> Task statement
All entries must be extracted exactly, with nothing added or dropped.

> Exercise materials
________________
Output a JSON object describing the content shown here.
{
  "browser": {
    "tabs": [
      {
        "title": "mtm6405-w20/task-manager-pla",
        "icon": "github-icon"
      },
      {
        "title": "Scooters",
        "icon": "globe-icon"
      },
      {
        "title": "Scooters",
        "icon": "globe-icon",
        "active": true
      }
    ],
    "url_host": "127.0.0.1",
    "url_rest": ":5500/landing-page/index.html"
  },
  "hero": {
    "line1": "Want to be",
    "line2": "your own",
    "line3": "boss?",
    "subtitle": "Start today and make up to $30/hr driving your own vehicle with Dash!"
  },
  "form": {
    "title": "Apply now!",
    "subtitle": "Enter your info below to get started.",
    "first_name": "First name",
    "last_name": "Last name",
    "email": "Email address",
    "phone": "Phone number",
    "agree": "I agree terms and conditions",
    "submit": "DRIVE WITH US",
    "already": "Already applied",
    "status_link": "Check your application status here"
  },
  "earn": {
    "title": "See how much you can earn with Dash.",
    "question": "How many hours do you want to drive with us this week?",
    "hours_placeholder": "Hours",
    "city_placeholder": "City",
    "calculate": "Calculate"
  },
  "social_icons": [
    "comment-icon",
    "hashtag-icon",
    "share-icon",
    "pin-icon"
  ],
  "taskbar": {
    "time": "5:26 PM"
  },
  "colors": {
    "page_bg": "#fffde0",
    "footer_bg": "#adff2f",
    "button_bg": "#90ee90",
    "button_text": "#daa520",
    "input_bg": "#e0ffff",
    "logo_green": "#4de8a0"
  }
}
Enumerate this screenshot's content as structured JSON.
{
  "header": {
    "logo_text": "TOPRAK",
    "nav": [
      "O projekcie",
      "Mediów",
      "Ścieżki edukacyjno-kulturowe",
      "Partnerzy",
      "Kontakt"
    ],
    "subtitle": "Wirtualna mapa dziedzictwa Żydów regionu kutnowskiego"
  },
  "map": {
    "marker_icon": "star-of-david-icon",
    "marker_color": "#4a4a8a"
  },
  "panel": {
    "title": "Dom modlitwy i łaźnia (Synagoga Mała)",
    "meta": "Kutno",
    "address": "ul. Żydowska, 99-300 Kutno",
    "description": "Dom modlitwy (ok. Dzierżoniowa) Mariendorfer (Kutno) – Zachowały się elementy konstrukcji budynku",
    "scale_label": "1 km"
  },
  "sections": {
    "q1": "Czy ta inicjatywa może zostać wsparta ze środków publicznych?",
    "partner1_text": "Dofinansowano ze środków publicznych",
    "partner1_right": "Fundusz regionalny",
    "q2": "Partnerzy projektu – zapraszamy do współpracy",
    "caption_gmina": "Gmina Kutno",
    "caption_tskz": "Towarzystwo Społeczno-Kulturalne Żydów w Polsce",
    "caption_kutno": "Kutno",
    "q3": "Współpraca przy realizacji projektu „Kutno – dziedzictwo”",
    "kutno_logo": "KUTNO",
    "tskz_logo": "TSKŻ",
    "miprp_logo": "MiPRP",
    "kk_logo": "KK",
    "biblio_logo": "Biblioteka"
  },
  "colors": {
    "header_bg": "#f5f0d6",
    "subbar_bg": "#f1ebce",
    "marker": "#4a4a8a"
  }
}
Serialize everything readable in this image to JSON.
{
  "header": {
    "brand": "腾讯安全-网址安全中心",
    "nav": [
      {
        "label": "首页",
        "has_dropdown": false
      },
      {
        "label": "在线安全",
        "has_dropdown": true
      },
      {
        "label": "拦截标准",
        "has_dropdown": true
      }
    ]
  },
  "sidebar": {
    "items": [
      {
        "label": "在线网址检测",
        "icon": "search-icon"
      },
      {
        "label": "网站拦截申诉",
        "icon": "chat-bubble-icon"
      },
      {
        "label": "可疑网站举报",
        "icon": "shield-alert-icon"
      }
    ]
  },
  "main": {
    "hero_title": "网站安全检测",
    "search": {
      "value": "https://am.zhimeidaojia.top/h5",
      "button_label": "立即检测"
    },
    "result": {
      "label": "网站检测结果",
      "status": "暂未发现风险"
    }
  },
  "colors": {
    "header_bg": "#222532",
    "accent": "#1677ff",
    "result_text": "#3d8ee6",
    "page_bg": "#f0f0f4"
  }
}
________________
> Right answer
Output a JSON object describing the content shown here.
{
  "browser": {
    "tabs": [
      {
        "title": "mtm6405-w20/task-manager-pla",
        "icon": "github-icon"
      },
      {
        "title": "Scooters",
        "icon": "globe-icon"
      },
      {
        "title": "Scooters",
        "icon": "globe-icon",
        "active": true
      }
    ],
    "url_host": "127.0.0.1",
    "url_rest": ":5500/landing-page/index.html"
  },
  "hero": {
    "line1": "Want to be",
    "line2": "your own",
    "line3": "boss?",
    "subtitle": "Start today and make up to $30/hr driving your own vehicle with Dash!"
  },
  "form": {
    "title": "Apply now!",
    "subtitle": "Enter your info below to get started.",
    "first_name": "First name",
    "last_name": "Last name",
    "email": "Email address",
    "phone": "Phone number",
    "agree": "I agree terms and conditions",
    "submit": "DRIVE WITH US",
    "already": "Already applied",
    "status_link": "Check your application status here"
  },
  "earn": {
    "title": "See how much you can earn with Dash.",
    "question": "How many hours do you want to drive with us this week?",
    "hours_placeholder": "Hours",
    "city_placeholder": "City",
    "calculate": "Calculate"
  },
  "social_icons": [
    "comment-icon",
    "hashtag-icon",
    "share-icon",
    "pin-icon"
  ],
  "taskbar": {
    "time": "5:26 PM"
  },
  "colors": {
    "page_bg": "#fffde0",
    "footer_bg": "#adff2f",
    "button_bg": "#90ee90",
    "button_text": "#daa520",
    "input_bg": "#e0ffff",
    "logo_green": "#4de8a0"
  }
}
Enumerate this screenshot's content as structured JSON.
{
  "header": {
    "logo_text": "TOPRAK",
    "nav": [
      "O projekcie",
      "Mediów",
      "Ścieżki edukacyjno-kulturowe",
      "Partnerzy",
      "Kontakt"
    ],
    "subtitle": "Wirtualna mapa dziedzictwa Żydów regionu kutnowskiego"
  },
  "map": {
    "marker_icon": "star-of-david-icon",
    "marker_color": "#4a4a8a"
  },
  "panel": {
    "title": "Dom modlitwy i łaźnia (Synagoga Mała)",
    "meta": "Kutno",
    "address": "ul. Żydowska, 99-300 Kutno",
    "description": "Dom modlitwy (ok. Dzierżoniowa) Mariendorfer (Kutno) – Zachowały się elementy konstrukcji budynku",
    "scale_label": "1 km"
  },
  "sections": {
    "q1": "Czy ta inicjatywa może zostać wsparta ze środków publicznych?",
    "partner1_text": "Dofinansowano ze środków publicznych",
    "partner1_right": "Fundusz regionalny",
    "q2": "Partnerzy projektu – zapraszamy do współpracy",
    "caption_gmina": "Gmina Kutno",
    "caption_tskz": "Towarzystwo Społeczno-Kulturalne Żydów w Polsce",
    "caption_kutno": "Kutno",
    "q3": "Współpraca przy realizacji projektu „Kutno – dziedzictwo”",
    "kutno_logo": "KUTNO",
    "tskz_logo": "TSKŻ",
    "miprp_logo": "MiPRP",
    "kk_logo": "KK",
    "biblio_logo": "Biblioteka"
  },
  "colors": {
    "header_bg": "#f5f0d6",
    "subbar_bg": "#f1ebce",
    "marker": "#4a4a8a"
  }
}
Serialize everything readable in this image to JSON.
{
  "header": {
    "brand": "腾讯安全-网址安全中心",
    "nav": [
      {
        "label": "首页",
        "has_dropdown": false
      },
      {
        "label": "在线安全",
        "has_dropdown": true
      },
      {
        "label": "拦截标准",
        "has_dropdown": true
      }
    ]
  },
  "sidebar": {
    "items": [
      {
        "label": "在线网址检测",
        "icon": "search-icon"
      },
      {
        "label": "网站拦截申诉",
        "icon": "chat-bubble-icon"
      },
      {
        "label": "可疑网站举报",
        "icon": "shield-alert-icon"
      }
    ]
  },
  "main": {
    "hero_title": "网站安全检测",
    "search": {
      "value": "https://am.zhimeidaojia.top/h5",
      "button_label": "立即检测"
    },
    "result": {
      "label": "网站检测结果",
      "status": "暂未发现风险"
    }
  },
  "colors": {
    "header_bg": "#222532",
    "accent": "#1677ff",
    "result_text": "#3d8ee6",
    "page_bg": "#f0f0f4"
  }
}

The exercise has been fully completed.